Every line holding the string "Perfil" should be gathered.

The data.
________________________________________
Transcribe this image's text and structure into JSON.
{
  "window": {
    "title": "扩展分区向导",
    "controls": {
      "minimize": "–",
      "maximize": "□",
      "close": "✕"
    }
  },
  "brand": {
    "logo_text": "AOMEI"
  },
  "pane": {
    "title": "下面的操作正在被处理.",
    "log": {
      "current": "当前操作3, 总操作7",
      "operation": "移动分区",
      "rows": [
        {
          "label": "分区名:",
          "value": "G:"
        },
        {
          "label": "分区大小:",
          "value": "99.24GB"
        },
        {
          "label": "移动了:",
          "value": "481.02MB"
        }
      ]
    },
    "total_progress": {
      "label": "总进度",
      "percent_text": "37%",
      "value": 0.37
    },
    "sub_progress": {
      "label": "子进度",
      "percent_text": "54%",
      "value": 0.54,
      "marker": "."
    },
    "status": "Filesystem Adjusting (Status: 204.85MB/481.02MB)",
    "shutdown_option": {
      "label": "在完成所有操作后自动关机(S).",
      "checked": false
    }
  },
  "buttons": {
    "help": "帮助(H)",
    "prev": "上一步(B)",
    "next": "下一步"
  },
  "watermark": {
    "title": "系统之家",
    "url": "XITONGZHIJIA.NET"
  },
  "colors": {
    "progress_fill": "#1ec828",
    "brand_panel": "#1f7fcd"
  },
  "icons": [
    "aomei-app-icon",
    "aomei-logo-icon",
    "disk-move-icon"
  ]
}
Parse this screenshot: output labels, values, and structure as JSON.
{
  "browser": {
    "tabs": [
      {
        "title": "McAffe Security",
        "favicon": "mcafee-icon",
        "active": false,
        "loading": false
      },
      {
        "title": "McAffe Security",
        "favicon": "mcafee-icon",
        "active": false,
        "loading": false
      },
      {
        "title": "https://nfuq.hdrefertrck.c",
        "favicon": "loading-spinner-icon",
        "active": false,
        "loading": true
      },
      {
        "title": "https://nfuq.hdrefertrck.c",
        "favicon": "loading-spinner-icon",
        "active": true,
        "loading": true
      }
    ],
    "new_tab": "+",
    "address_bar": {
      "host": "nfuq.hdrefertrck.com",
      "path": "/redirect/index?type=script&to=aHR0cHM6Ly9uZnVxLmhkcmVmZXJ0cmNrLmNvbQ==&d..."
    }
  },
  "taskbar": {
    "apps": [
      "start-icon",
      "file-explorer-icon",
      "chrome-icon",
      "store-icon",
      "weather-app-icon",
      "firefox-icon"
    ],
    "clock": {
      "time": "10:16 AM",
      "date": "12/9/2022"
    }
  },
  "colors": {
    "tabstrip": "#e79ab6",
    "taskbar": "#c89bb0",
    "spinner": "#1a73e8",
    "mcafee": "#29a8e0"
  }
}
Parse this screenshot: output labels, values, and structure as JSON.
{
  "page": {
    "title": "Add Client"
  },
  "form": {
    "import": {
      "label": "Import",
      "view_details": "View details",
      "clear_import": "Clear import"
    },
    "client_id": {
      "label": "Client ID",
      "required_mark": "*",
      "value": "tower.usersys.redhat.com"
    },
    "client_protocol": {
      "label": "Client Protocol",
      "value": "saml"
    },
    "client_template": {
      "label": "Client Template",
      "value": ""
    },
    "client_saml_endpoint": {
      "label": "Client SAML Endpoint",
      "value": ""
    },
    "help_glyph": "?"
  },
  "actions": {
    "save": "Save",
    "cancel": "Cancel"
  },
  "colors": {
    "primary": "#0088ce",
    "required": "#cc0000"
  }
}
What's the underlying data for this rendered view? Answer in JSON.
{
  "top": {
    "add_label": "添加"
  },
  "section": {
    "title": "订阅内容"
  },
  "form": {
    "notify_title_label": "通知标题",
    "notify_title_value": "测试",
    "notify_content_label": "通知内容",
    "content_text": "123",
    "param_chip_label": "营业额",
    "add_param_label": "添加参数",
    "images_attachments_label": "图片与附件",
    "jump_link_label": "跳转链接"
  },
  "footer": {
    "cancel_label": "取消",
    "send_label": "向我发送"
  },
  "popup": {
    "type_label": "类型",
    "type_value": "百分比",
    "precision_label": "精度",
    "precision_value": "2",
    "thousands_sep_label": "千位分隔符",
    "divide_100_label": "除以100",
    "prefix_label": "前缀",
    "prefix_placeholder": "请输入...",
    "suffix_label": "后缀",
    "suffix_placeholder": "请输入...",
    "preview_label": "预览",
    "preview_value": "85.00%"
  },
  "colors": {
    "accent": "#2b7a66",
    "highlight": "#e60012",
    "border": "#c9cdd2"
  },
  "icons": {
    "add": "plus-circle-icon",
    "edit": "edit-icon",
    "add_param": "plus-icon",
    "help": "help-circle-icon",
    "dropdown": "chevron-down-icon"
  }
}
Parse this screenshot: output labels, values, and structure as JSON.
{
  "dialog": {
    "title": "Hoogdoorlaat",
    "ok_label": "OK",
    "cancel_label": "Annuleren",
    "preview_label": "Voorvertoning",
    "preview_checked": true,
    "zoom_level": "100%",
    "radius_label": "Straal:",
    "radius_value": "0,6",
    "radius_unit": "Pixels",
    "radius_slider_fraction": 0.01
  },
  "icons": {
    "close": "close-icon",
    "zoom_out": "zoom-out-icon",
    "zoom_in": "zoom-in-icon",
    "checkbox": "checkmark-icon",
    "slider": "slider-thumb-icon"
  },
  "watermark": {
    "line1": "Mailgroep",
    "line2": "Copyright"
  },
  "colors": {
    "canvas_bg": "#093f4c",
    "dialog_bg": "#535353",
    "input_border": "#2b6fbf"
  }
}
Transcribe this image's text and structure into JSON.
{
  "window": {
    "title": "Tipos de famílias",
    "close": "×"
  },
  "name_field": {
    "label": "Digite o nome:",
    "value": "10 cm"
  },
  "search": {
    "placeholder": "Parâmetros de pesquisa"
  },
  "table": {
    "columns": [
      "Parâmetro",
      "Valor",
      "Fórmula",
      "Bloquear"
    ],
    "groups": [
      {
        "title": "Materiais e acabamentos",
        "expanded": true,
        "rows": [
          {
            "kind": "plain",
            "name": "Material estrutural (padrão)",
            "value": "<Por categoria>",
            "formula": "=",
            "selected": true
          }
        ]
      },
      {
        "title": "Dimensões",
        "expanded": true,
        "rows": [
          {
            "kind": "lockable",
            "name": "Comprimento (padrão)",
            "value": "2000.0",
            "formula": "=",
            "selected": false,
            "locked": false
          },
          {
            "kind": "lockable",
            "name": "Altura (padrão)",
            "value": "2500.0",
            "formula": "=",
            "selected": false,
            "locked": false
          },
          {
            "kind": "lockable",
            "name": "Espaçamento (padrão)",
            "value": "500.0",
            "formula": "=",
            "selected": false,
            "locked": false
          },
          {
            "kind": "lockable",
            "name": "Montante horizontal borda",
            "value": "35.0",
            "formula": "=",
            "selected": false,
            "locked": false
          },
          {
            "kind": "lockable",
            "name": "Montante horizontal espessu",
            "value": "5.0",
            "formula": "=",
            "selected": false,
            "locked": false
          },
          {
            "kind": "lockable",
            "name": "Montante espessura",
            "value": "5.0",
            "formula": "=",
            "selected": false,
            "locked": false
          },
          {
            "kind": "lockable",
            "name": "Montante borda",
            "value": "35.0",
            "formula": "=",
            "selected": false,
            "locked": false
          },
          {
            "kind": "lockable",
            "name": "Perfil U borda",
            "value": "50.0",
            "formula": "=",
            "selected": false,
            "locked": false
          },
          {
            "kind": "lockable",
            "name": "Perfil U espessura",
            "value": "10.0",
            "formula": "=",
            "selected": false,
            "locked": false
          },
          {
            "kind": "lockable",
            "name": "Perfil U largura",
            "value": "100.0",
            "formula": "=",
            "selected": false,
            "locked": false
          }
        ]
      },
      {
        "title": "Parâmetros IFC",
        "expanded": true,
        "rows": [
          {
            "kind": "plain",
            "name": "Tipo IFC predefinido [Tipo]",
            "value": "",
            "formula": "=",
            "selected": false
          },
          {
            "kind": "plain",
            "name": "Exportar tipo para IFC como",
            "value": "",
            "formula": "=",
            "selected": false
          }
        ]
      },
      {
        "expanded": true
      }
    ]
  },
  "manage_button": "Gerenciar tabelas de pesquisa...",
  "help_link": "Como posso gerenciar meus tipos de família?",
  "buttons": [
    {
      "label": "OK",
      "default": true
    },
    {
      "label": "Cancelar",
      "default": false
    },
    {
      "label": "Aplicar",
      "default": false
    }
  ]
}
________________________________________
Answer to this problem.
            "name": "Perfil U borda",
            "name": "Perfil U espessura",
            "name": "Perfil U largura",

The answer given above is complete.